Figure collection entries:

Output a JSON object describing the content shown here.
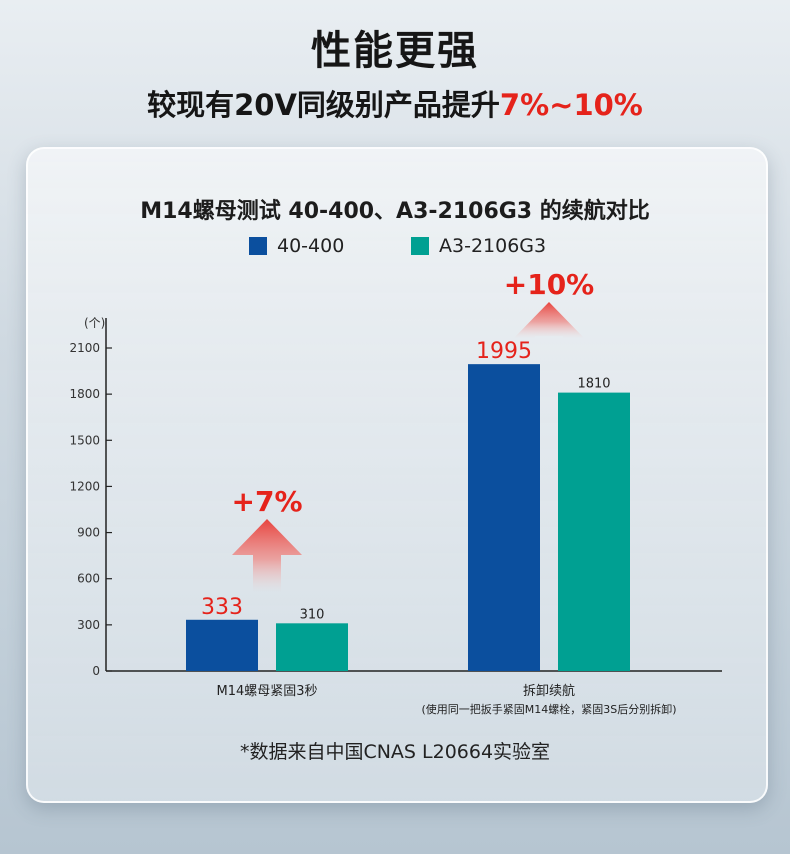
{
  "header": {
    "title": "性能更强",
    "subtitle_prefix": "较现有20V同级别产品提升",
    "subtitle_accent": "7%~10%"
  },
  "chart_data": {
    "type": "bar",
    "title": "M14螺母测试 40-400、A3-2106G3 的续航对比",
    "ylabel": "(个)",
    "ylim": [
      0,
      2100
    ],
    "yticks": [
      0,
      300,
      600,
      900,
      1200,
      1500,
      1800,
      2100
    ],
    "categories": [
      "M14螺母紧固3秒",
      "拆卸续航"
    ],
    "category_notes": [
      "",
      "(使用同一把扳手紧固M14螺栓，紧固3S后分别拆卸)"
    ],
    "series": [
      {
        "name": "40-400",
        "values": [
          333,
          1995
        ],
        "color": "#0b4f9e"
      },
      {
        "name": "A3-2106G3",
        "values": [
          310,
          1810
        ],
        "color": "#00a092"
      }
    ],
    "annotations": [
      "+7%",
      "+10%"
    ],
    "legend": "top-center",
    "grid": false
  },
  "colors": {
    "accent": "#e5231b",
    "arrow": "#e8443e"
  },
  "footnote": "*数据来自中国CNAS L20664实验室"
}
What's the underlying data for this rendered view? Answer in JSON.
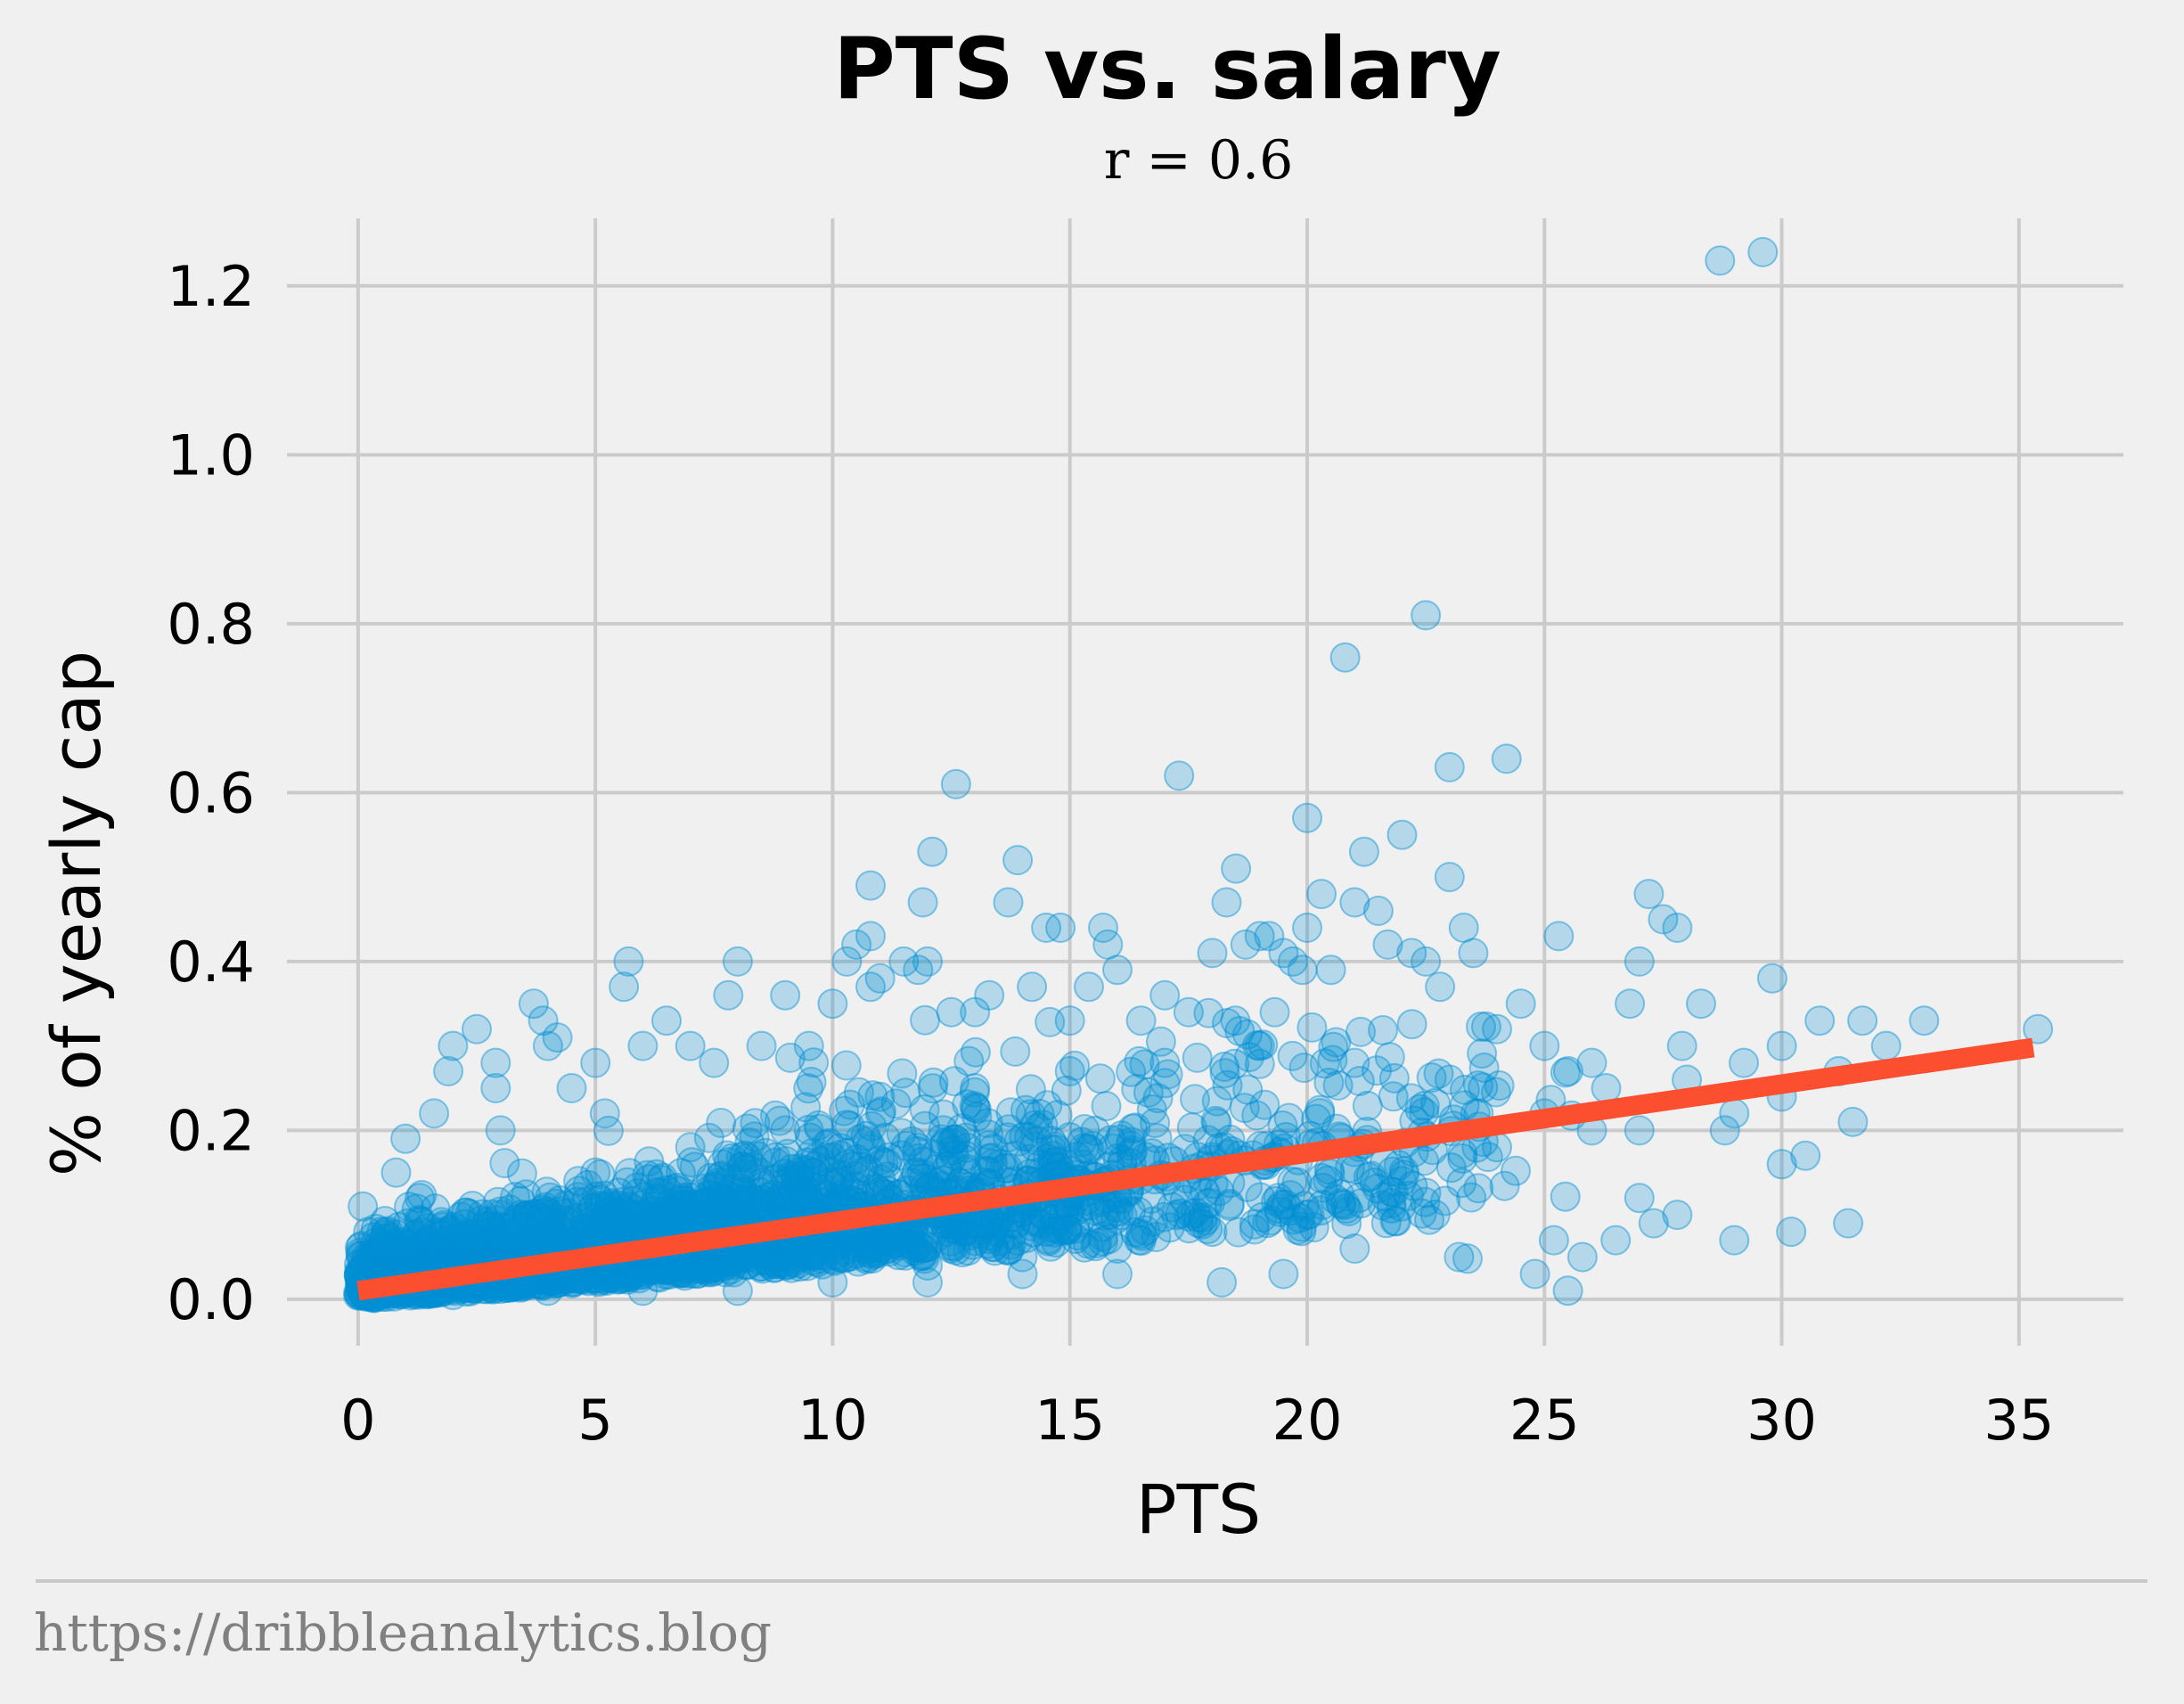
{
  "chart_data": {
    "type": "scatter",
    "title": "PTS vs. salary",
    "subtitle": "r = 0.6",
    "xlabel": "PTS",
    "ylabel": "% of yearly cap",
    "xlim": [
      -1.5,
      37.2
    ],
    "ylim": [
      -0.055,
      1.28
    ],
    "xticks": [
      0,
      5,
      10,
      15,
      20,
      25,
      30,
      35
    ],
    "xtick_labels": [
      "0",
      "5",
      "10",
      "15",
      "20",
      "25",
      "30",
      "35"
    ],
    "yticks": [
      0.0,
      0.2,
      0.4,
      0.6,
      0.8,
      1.0,
      1.2
    ],
    "ytick_labels": [
      "0.0",
      "0.2",
      "0.4",
      "0.6",
      "0.8",
      "1.0",
      "1.2"
    ],
    "grid": true,
    "legend": "none",
    "colors": {
      "points": "#008fd5",
      "fit_line": "#fc4f30",
      "grid": "#cbcbcb",
      "background": "#f0f0f0"
    },
    "fit_line": {
      "x": [
        0,
        35.3
      ],
      "y": [
        0.01,
        0.298
      ]
    },
    "points": [
      [
        0.1,
        0.03
      ],
      [
        0.1,
        0.11
      ],
      [
        0.3,
        0.05
      ],
      [
        0.5,
        0.08
      ],
      [
        0.8,
        0.15
      ],
      [
        1.0,
        0.19
      ],
      [
        1.3,
        0.12
      ],
      [
        1.6,
        0.22
      ],
      [
        1.9,
        0.27
      ],
      [
        2.0,
        0.3
      ],
      [
        2.5,
        0.32
      ],
      [
        2.9,
        0.28
      ],
      [
        2.9,
        0.25
      ],
      [
        3.0,
        0.2
      ],
      [
        3.7,
        0.35
      ],
      [
        3.9,
        0.33
      ],
      [
        4.0,
        0.3
      ],
      [
        4.2,
        0.31
      ],
      [
        4.5,
        0.25
      ],
      [
        5.0,
        0.28
      ],
      [
        5.2,
        0.22
      ],
      [
        5.6,
        0.37
      ],
      [
        5.7,
        0.4
      ],
      [
        6.0,
        0.3
      ],
      [
        6.5,
        0.33
      ],
      [
        7.0,
        0.3
      ],
      [
        7.5,
        0.28
      ],
      [
        7.8,
        0.36
      ],
      [
        8.0,
        0.4
      ],
      [
        8.5,
        0.3
      ],
      [
        9.0,
        0.36
      ],
      [
        9.5,
        0.3
      ],
      [
        10.0,
        0.35
      ],
      [
        10.3,
        0.4
      ],
      [
        10.5,
        0.42
      ],
      [
        10.8,
        0.43
      ],
      [
        10.8,
        0.37
      ],
      [
        10.8,
        0.49
      ],
      [
        11.0,
        0.38
      ],
      [
        11.5,
        0.4
      ],
      [
        11.8,
        0.39
      ],
      [
        11.9,
        0.47
      ],
      [
        12.0,
        0.4
      ],
      [
        12.1,
        0.53
      ],
      [
        12.5,
        0.34
      ],
      [
        12.6,
        0.61
      ],
      [
        13.0,
        0.34
      ],
      [
        13.3,
        0.36
      ],
      [
        13.7,
        0.47
      ],
      [
        13.9,
        0.52
      ],
      [
        14.2,
        0.37
      ],
      [
        14.5,
        0.44
      ],
      [
        14.8,
        0.44
      ],
      [
        15.0,
        0.33
      ],
      [
        15.4,
        0.37
      ],
      [
        15.7,
        0.44
      ],
      [
        15.8,
        0.42
      ],
      [
        16.0,
        0.39
      ],
      [
        16.5,
        0.33
      ],
      [
        17.0,
        0.36
      ],
      [
        17.3,
        0.62
      ],
      [
        17.5,
        0.34
      ],
      [
        18.0,
        0.41
      ],
      [
        18.3,
        0.47
      ],
      [
        18.5,
        0.51
      ],
      [
        18.7,
        0.42
      ],
      [
        19.0,
        0.43
      ],
      [
        19.2,
        0.43
      ],
      [
        19.5,
        0.41
      ],
      [
        19.7,
        0.4
      ],
      [
        19.9,
        0.39
      ],
      [
        20.0,
        0.44
      ],
      [
        20.0,
        0.57
      ],
      [
        20.3,
        0.48
      ],
      [
        20.5,
        0.39
      ],
      [
        20.8,
        0.76
      ],
      [
        21.0,
        0.47
      ],
      [
        21.2,
        0.53
      ],
      [
        21.5,
        0.46
      ],
      [
        21.7,
        0.42
      ],
      [
        22.0,
        0.55
      ],
      [
        22.2,
        0.41
      ],
      [
        22.5,
        0.81
      ],
      [
        22.5,
        0.4
      ],
      [
        22.8,
        0.37
      ],
      [
        23.0,
        0.5
      ],
      [
        23.0,
        0.63
      ],
      [
        23.3,
        0.44
      ],
      [
        23.5,
        0.41
      ],
      [
        24.0,
        0.32
      ],
      [
        24.2,
        0.64
      ],
      [
        24.5,
        0.35
      ],
      [
        25.0,
        0.3
      ],
      [
        25.3,
        0.43
      ],
      [
        25.5,
        0.27
      ],
      [
        26.0,
        0.2
      ],
      [
        26.3,
        0.25
      ],
      [
        26.8,
        0.35
      ],
      [
        27.0,
        0.4
      ],
      [
        27.2,
        0.48
      ],
      [
        27.5,
        0.45
      ],
      [
        27.8,
        0.44
      ],
      [
        27.9,
        0.3
      ],
      [
        28.3,
        0.35
      ],
      [
        28.8,
        0.2
      ],
      [
        28.7,
        1.23
      ],
      [
        29.0,
        0.07
      ],
      [
        29.2,
        0.28
      ],
      [
        29.6,
        1.24
      ],
      [
        29.8,
        0.38
      ],
      [
        30.0,
        0.3
      ],
      [
        30.2,
        0.08
      ],
      [
        30.0,
        0.16
      ],
      [
        30.5,
        0.17
      ],
      [
        30.8,
        0.33
      ],
      [
        31.2,
        0.27
      ],
      [
        31.4,
        0.09
      ],
      [
        31.5,
        0.21
      ],
      [
        31.7,
        0.33
      ],
      [
        32.2,
        0.3
      ],
      [
        33.0,
        0.33
      ],
      [
        35.4,
        0.32
      ],
      [
        25.2,
        0.07
      ],
      [
        25.8,
        0.05
      ],
      [
        26.5,
        0.07
      ],
      [
        27.0,
        0.12
      ],
      [
        27.3,
        0.09
      ],
      [
        27.8,
        0.1
      ],
      [
        24.8,
        0.03
      ],
      [
        23.2,
        0.05
      ],
      [
        22.7,
        0.1
      ],
      [
        21.0,
        0.06
      ],
      [
        19.5,
        0.03
      ],
      [
        18.2,
        0.02
      ],
      [
        16.0,
        0.03
      ],
      [
        14.0,
        0.03
      ],
      [
        12.0,
        0.02
      ],
      [
        10.0,
        0.02
      ],
      [
        8.0,
        0.01
      ],
      [
        6.0,
        0.01
      ],
      [
        4.0,
        0.01
      ],
      [
        2.0,
        0.005
      ],
      [
        0.5,
        0.005
      ],
      [
        3.0,
        0.1
      ],
      [
        5.0,
        0.15
      ],
      [
        7.0,
        0.18
      ],
      [
        9.0,
        0.2
      ],
      [
        11.0,
        0.22
      ],
      [
        13.0,
        0.25
      ],
      [
        15.0,
        0.27
      ],
      [
        17.0,
        0.28
      ],
      [
        19.0,
        0.3
      ],
      [
        21.0,
        0.28
      ],
      [
        23.0,
        0.26
      ],
      [
        25.0,
        0.22
      ],
      [
        27.0,
        0.2
      ],
      [
        28.0,
        0.26
      ],
      [
        29.0,
        0.22
      ],
      [
        30.0,
        0.24
      ],
      [
        26.0,
        0.28
      ],
      [
        24.0,
        0.18
      ],
      [
        22.0,
        0.14
      ],
      [
        20.0,
        0.1
      ],
      [
        18.0,
        0.08
      ],
      [
        16.0,
        0.06
      ],
      [
        14.0,
        0.05
      ],
      [
        12.0,
        0.04
      ],
      [
        10.0,
        0.06
      ]
    ]
  },
  "footer": {
    "source_text": "https://dribbleanalytics.blog"
  }
}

| PROBLEM REQUIREMENTS |
Pull out each line holding the string "JSON".

| COMPLETED EXERCISE |
Output a JSON object describing the content shown here.
What's the underlying data for this rendered view? Answer in JSON.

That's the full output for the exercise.